**TASK STATEMENT:** Quote all of the data exactly as given. Skip every picture it contains.

**EXCERPTED DATA:**
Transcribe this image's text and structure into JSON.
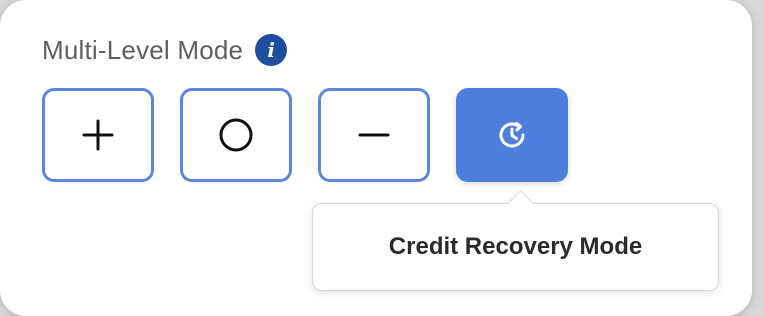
{
  "panel": {
    "title": "Multi-Level Mode",
    "info_icon_glyph": "i"
  },
  "mode_buttons": [
    {
      "name": "plus",
      "icon": "plus-icon",
      "active": false
    },
    {
      "name": "circle",
      "icon": "circle-icon",
      "active": false
    },
    {
      "name": "minus",
      "icon": "minus-icon",
      "active": false
    },
    {
      "name": "credit-recovery",
      "icon": "clock-refresh-icon",
      "active": true
    }
  ],
  "tooltip": {
    "text": "Credit Recovery Mode"
  },
  "colors": {
    "accent": "#4f7fdc",
    "border": "#5a86dd",
    "info": "#1f4e9f",
    "title_text": "#5f5f5f",
    "tooltip_text": "#2b2b2b"
  }
}
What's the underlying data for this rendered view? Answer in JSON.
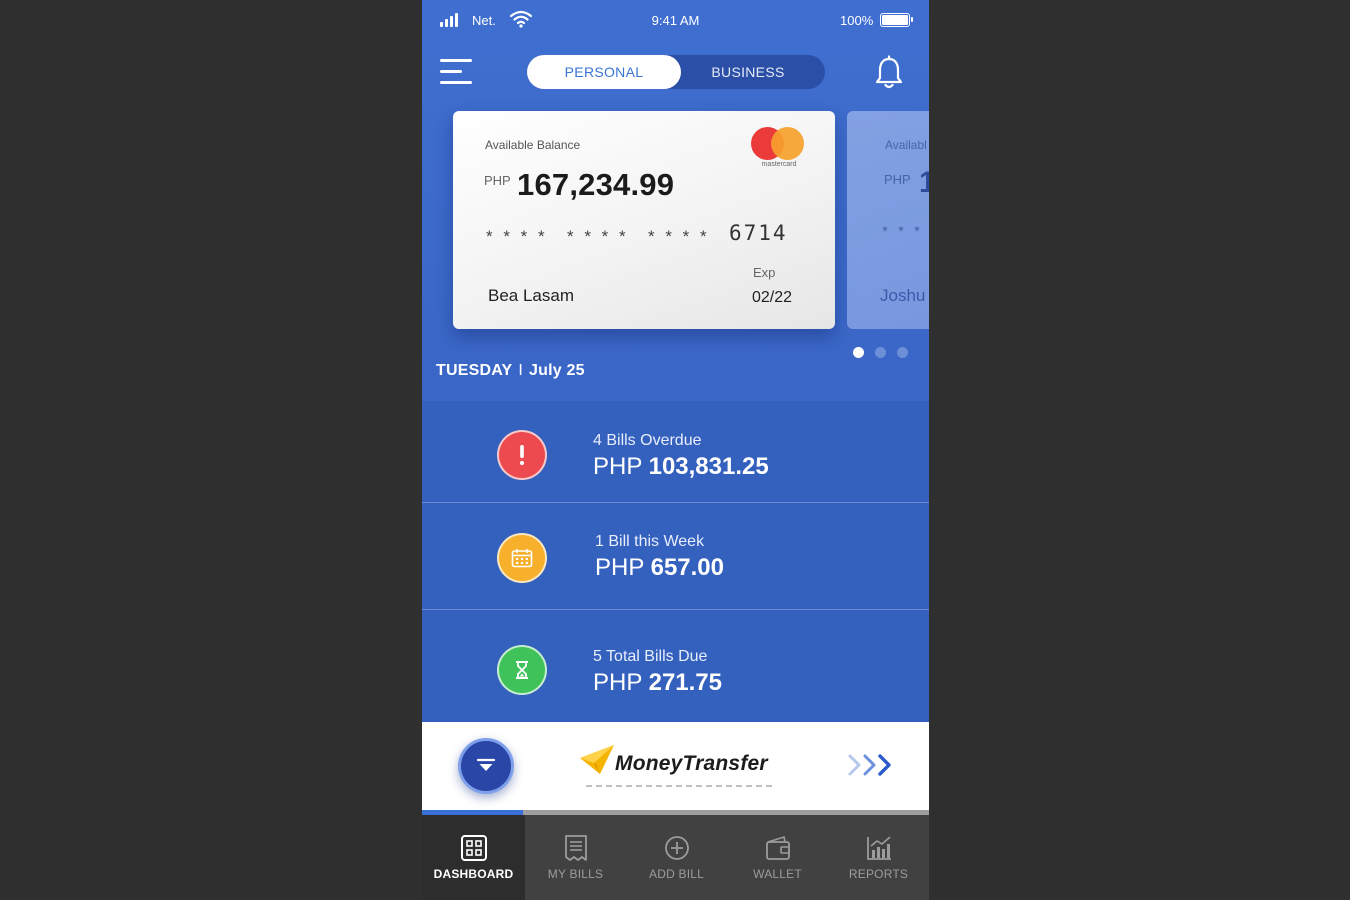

**TASK RESPONSE:**
Transcribe this image's text and structure into JSON.
{
  "panel": {
    "title": "Multi-Level Mode",
    "info_icon_glyph": "i"
  },
  "mode_buttons": [
    {
      "name": "plus",
      "icon": "plus-icon",
      "active": false
    },
    {
      "name": "circle",
      "icon": "circle-icon",
      "active": false
    },
    {
      "name": "minus",
      "icon": "minus-icon",
      "active": false
    },
    {
      "name": "credit-recovery",
      "icon": "clock-refresh-icon",
      "active": true
    }
  ],
  "tooltip": {
    "text": "Credit Recovery Mode"
  },
  "colors": {
    "accent": "#4f7fdc",
    "border": "#5a86dd",
    "info": "#1f4e9f",
    "title_text": "#5f5f5f",
    "tooltip_text": "#2b2b2b"
  }
}
What's the underlying data for this rendered view? Answer in JSON.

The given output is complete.